> Exercise materials

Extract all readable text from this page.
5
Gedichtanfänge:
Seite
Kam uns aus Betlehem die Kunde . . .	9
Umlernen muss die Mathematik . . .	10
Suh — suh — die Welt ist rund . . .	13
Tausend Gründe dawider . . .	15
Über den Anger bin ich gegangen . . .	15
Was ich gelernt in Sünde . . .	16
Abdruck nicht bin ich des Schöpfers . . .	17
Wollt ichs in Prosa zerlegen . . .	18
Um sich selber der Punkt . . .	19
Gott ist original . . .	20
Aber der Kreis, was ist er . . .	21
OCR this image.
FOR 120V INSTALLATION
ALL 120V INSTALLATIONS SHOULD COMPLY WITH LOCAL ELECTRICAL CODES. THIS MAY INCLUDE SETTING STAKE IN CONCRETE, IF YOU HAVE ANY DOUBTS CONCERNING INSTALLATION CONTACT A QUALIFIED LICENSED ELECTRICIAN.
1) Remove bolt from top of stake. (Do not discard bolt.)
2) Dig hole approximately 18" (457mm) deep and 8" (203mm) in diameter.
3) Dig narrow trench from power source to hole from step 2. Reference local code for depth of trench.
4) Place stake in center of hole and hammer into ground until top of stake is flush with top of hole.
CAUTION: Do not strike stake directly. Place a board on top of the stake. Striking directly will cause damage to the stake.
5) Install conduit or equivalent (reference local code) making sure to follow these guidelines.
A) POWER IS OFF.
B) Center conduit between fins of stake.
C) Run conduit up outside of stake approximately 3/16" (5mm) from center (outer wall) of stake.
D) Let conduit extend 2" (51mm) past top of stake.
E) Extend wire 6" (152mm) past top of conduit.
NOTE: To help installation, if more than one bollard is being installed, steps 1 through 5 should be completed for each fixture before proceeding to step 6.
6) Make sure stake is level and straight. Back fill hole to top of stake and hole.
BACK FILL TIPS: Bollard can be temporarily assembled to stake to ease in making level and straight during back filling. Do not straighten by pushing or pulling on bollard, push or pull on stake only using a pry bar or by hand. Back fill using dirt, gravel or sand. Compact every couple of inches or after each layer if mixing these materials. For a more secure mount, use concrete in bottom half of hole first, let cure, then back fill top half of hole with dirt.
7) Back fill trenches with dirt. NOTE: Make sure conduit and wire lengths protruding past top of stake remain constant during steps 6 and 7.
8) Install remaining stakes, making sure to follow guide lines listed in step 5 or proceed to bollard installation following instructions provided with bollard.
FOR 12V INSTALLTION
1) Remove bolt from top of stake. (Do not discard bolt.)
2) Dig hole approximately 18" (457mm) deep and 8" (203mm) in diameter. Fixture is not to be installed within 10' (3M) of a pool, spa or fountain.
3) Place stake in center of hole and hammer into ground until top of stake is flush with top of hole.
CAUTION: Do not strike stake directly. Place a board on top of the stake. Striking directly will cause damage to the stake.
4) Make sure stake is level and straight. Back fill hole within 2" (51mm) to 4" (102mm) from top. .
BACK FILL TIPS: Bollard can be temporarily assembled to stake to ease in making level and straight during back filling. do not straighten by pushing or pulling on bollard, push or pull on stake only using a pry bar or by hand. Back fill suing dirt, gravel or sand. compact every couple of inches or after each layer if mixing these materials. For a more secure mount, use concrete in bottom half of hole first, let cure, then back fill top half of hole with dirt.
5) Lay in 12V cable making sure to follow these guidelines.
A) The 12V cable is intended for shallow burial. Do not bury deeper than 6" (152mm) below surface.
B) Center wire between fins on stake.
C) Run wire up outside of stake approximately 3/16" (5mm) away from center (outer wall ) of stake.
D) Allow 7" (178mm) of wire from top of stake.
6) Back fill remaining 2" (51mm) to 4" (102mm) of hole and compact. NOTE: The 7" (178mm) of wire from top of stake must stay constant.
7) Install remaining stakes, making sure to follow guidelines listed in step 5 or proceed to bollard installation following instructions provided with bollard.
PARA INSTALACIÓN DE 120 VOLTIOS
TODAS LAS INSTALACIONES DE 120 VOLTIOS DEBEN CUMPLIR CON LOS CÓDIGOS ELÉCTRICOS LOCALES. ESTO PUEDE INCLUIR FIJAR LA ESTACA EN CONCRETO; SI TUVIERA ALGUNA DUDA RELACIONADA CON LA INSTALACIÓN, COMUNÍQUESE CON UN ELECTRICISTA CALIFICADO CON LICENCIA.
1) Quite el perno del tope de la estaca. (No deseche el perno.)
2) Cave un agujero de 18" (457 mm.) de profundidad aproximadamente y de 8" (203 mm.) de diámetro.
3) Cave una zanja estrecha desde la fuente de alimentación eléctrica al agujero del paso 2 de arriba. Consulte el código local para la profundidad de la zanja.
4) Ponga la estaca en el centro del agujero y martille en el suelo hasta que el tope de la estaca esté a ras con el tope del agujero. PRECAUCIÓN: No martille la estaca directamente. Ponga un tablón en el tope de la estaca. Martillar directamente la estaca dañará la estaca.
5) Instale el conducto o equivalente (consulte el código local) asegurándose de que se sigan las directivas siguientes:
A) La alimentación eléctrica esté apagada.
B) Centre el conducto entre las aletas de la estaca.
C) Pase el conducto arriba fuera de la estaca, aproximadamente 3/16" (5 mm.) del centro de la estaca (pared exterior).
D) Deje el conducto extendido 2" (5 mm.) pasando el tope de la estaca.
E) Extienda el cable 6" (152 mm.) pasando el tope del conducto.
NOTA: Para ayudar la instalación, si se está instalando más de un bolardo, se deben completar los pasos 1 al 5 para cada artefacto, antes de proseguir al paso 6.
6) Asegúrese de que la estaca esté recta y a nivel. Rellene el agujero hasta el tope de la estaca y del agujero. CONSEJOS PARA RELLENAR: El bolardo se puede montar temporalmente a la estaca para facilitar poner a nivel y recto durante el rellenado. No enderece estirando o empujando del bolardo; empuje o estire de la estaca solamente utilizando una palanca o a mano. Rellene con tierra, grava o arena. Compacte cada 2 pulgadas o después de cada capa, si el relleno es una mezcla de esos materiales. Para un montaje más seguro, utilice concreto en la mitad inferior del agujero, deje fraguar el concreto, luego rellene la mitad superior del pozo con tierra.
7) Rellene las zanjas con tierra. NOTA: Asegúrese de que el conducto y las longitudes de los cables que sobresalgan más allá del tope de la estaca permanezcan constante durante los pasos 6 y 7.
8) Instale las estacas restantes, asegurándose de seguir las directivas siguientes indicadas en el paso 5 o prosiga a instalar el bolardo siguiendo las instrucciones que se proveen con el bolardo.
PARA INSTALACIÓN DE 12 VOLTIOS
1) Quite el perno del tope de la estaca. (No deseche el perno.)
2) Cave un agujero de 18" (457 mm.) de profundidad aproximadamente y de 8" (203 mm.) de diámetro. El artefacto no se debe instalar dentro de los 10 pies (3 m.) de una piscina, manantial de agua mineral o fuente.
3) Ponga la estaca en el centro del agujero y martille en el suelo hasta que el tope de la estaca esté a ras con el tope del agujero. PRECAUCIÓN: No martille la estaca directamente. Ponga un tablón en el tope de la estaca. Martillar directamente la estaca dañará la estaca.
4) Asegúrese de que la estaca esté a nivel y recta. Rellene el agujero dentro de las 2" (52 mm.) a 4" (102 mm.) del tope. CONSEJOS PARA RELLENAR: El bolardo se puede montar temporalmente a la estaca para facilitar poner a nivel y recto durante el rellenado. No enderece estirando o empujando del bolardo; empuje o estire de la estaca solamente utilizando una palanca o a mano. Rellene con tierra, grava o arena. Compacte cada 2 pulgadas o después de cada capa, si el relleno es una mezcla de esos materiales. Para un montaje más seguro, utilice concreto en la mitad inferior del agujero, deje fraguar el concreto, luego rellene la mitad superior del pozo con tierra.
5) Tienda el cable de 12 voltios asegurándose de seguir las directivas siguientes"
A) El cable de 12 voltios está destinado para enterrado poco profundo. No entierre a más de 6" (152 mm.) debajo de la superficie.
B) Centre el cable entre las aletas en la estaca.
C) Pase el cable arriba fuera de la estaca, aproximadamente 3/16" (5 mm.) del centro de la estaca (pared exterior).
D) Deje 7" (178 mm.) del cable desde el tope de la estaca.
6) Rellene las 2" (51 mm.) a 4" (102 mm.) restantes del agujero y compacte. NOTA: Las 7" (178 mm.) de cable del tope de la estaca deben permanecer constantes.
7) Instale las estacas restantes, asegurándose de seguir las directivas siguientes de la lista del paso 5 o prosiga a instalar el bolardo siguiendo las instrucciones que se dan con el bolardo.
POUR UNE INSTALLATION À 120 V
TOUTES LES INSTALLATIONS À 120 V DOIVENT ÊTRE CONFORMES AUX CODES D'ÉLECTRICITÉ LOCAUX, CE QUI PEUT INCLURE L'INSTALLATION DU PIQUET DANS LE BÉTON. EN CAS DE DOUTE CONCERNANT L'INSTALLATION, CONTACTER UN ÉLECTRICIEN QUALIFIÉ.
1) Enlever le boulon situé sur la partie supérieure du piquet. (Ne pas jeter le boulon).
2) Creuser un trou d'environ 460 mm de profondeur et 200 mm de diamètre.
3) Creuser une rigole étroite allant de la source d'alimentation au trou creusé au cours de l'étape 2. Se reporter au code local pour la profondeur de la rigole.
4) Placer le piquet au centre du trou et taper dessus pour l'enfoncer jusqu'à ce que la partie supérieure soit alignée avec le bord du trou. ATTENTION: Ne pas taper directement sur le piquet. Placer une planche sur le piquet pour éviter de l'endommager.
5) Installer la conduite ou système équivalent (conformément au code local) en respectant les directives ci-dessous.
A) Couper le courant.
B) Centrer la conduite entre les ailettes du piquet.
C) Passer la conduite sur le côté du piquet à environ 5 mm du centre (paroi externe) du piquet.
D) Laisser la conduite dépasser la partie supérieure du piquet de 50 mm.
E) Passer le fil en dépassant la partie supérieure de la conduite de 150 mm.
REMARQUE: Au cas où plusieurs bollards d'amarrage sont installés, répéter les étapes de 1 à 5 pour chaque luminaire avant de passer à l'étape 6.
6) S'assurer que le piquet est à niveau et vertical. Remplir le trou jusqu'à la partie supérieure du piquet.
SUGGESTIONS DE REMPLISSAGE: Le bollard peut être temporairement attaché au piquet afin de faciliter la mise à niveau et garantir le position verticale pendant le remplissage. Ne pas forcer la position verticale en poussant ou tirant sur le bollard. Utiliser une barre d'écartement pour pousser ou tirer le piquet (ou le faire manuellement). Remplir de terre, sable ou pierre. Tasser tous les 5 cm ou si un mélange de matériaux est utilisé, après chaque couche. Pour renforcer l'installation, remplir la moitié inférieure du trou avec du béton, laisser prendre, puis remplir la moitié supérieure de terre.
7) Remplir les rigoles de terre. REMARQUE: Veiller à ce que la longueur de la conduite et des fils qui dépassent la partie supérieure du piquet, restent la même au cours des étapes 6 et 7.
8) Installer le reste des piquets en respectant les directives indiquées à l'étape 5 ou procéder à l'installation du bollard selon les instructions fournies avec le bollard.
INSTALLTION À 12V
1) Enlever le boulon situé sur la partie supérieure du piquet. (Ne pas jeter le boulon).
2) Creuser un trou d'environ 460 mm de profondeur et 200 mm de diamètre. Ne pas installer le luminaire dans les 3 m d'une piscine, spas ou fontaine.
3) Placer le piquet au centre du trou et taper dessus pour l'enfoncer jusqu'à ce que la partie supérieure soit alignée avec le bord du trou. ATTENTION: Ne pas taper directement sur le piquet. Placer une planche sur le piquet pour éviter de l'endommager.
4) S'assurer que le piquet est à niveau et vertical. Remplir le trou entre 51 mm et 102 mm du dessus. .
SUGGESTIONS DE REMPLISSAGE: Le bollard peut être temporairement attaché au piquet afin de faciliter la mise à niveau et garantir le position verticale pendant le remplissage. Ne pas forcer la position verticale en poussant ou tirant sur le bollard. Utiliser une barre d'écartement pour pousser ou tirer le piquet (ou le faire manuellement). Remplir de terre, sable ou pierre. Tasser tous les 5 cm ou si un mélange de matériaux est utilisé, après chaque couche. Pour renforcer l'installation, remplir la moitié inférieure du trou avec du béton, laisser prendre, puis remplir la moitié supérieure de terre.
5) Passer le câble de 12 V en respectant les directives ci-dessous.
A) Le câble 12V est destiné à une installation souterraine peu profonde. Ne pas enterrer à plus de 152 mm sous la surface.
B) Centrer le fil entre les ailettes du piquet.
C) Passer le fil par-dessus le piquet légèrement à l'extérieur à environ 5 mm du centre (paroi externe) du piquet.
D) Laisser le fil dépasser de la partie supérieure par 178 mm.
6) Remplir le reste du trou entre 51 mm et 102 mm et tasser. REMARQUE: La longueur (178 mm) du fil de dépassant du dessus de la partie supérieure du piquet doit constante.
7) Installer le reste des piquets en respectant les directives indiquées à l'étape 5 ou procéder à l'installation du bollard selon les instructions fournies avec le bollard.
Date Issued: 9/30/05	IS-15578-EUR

> Task directions
Count how many lines include the string "selon". Nothing but the number is needed.

> Task result
2